(Records from a collection)
=-=-=-=-=
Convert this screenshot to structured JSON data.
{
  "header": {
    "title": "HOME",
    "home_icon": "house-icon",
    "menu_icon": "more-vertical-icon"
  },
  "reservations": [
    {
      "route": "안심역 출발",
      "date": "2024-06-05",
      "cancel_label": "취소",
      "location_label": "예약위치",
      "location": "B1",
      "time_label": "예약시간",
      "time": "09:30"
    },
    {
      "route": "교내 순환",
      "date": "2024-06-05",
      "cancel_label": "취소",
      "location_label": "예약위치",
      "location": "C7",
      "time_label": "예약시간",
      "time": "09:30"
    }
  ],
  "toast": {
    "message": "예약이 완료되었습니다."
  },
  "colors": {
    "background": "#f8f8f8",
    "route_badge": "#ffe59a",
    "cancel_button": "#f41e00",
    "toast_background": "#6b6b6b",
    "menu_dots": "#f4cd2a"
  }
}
=-=-=-=-=
*EXERCISE INSTRUCTIONS*: Above are some records; extract every one of them exactly.

*TASK SOLUTION*:
Convert this screenshot to structured JSON data.
{
  "header": {
    "title": "HOME",
    "home_icon": "house-icon",
    "menu_icon": "more-vertical-icon"
  },
  "reservations": [
    {
      "route": "안심역 출발",
      "date": "2024-06-05",
      "cancel_label": "취소",
      "location_label": "예약위치",
      "location": "B1",
      "time_label": "예약시간",
      "time": "09:30"
    },
    {
      "route": "교내 순환",
      "date": "2024-06-05",
      "cancel_label": "취소",
      "location_label": "예약위치",
      "location": "C7",
      "time_label": "예약시간",
      "time": "09:30"
    }
  ],
  "toast": {
    "message": "예약이 완료되었습니다."
  },
  "colors": {
    "background": "#f8f8f8",
    "route_badge": "#ffe59a",
    "cancel_button": "#f41e00",
    "toast_background": "#6b6b6b",
    "menu_dots": "#f4cd2a"
  }
}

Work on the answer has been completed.